Do this — Reproduce every record below exactly as it appears.

■ ■ ■ ■

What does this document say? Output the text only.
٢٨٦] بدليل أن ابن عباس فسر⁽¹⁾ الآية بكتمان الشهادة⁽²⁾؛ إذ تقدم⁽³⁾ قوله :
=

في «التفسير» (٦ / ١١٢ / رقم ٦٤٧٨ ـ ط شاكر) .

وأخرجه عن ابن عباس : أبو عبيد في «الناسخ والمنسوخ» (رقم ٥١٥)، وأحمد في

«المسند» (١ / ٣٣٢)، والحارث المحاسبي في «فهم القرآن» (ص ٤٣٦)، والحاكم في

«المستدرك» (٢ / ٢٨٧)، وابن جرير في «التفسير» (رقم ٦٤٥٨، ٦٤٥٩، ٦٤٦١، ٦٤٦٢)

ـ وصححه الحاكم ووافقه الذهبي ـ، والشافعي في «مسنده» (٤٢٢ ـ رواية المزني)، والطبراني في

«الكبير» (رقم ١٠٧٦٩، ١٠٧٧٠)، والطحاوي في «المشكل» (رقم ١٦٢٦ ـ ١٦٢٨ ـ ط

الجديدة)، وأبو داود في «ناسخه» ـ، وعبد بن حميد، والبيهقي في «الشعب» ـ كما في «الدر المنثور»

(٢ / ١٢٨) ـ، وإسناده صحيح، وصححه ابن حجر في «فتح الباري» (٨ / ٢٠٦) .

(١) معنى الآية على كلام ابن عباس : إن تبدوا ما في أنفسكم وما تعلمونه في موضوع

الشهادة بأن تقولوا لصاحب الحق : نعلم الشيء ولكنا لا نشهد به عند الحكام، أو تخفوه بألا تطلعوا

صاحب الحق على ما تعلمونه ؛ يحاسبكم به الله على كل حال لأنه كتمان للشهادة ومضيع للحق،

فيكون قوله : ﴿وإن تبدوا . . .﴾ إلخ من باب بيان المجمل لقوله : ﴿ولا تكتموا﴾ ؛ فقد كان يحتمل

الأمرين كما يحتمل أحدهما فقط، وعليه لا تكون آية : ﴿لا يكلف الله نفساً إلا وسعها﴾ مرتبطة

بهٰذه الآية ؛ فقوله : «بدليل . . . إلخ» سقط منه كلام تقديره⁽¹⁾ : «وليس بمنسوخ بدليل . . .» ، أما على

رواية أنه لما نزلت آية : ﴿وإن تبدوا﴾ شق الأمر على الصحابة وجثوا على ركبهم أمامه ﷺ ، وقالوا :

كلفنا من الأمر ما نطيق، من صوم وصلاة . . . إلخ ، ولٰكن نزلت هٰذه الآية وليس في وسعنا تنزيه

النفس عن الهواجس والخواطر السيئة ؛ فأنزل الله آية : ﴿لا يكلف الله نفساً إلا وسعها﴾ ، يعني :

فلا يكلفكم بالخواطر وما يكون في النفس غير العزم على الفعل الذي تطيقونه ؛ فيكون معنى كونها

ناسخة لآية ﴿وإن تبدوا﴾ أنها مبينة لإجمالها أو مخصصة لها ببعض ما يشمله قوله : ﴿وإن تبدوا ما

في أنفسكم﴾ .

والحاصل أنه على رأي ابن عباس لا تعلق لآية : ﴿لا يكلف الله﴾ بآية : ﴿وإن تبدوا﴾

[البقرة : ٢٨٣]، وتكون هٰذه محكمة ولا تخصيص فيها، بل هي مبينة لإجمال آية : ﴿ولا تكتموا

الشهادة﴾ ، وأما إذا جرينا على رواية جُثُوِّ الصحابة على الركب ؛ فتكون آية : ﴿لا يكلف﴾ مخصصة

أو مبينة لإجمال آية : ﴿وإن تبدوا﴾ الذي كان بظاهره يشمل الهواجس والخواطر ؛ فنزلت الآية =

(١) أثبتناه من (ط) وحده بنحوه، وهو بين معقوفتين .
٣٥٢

■ ■ ■ ■

Exercise response —
What does this document say? Output the text only.
٢٨٦] بدليل أن ابن عباس فسر⁽¹⁾ الآية بكتمان الشهادة⁽²⁾؛ إذ تقدم⁽³⁾ قوله :
=

في «التفسير» (٦ / ١١٢ / رقم ٦٤٧٨ ـ ط شاكر) .

وأخرجه عن ابن عباس : أبو عبيد في «الناسخ والمنسوخ» (رقم ٥١٥)، وأحمد في

«المسند» (١ / ٣٣٢)، والحارث المحاسبي في «فهم القرآن» (ص ٤٣٦)، والحاكم في

«المستدرك» (٢ / ٢٨٧)، وابن جرير في «التفسير» (رقم ٦٤٥٨، ٦٤٥٩، ٦٤٦١، ٦٤٦٢)

ـ وصححه الحاكم ووافقه الذهبي ـ، والشافعي في «مسنده» (٤٢٢ ـ رواية المزني)، والطبراني في

«الكبير» (رقم ١٠٧٦٩، ١٠٧٧٠)، والطحاوي في «المشكل» (رقم ١٦٢٦ ـ ١٦٢٨ ـ ط

الجديدة)، وأبو داود في «ناسخه» ـ، وعبد بن حميد، والبيهقي في «الشعب» ـ كما في «الدر المنثور»

(٢ / ١٢٨) ـ، وإسناده صحيح، وصححه ابن حجر في «فتح الباري» (٨ / ٢٠٦) .

(١) معنى الآية على كلام ابن عباس : إن تبدوا ما في أنفسكم وما تعلمونه في موضوع

الشهادة بأن تقولوا لصاحب الحق : نعلم الشيء ولكنا لا نشهد به عند الحكام، أو تخفوه بألا تطلعوا

صاحب الحق على ما تعلمونه ؛ يحاسبكم به الله على كل حال لأنه كتمان للشهادة ومضيع للحق،

فيكون قوله : ﴿وإن تبدوا . . .﴾ إلخ من باب بيان المجمل لقوله : ﴿ولا تكتموا﴾ ؛ فقد كان يحتمل

الأمرين كما يحتمل أحدهما فقط، وعليه لا تكون آية : ﴿لا يكلف الله نفساً إلا وسعها﴾ مرتبطة

بهٰذه الآية ؛ فقوله : «بدليل . . . إلخ» سقط منه كلام تقديره⁽¹⁾ : «وليس بمنسوخ بدليل . . .» ، أما على

رواية أنه لما نزلت آية : ﴿وإن تبدوا﴾ شق الأمر على الصحابة وجثوا على ركبهم أمامه ﷺ ، وقالوا :

كلفنا من الأمر ما نطيق، من صوم وصلاة . . . إلخ ، ولٰكن نزلت هٰذه الآية وليس في وسعنا تنزيه

النفس عن الهواجس والخواطر السيئة ؛ فأنزل الله آية : ﴿لا يكلف الله نفساً إلا وسعها﴾ ، يعني :

فلا يكلفكم بالخواطر وما يكون في النفس غير العزم على الفعل الذي تطيقونه ؛ فيكون معنى كونها

ناسخة لآية ﴿وإن تبدوا﴾ أنها مبينة لإجمالها أو مخصصة لها ببعض ما يشمله قوله : ﴿وإن تبدوا ما

في أنفسكم﴾ .

والحاصل أنه على رأي ابن عباس لا تعلق لآية : ﴿لا يكلف الله﴾ بآية : ﴿وإن تبدوا﴾

[البقرة : ٢٨٣]، وتكون هٰذه محكمة ولا تخصيص فيها، بل هي مبينة لإجمال آية : ﴿ولا تكتموا

الشهادة﴾ ، وأما إذا جرينا على رواية جُثُوِّ الصحابة على الركب ؛ فتكون آية : ﴿لا يكلف﴾ مخصصة

أو مبينة لإجمال آية : ﴿وإن تبدوا﴾ الذي كان بظاهره يشمل الهواجس والخواطر ؛ فنزلت الآية =

(١) أثبتناه من (ط) وحده بنحوه، وهو بين معقوفتين .
٣٥٢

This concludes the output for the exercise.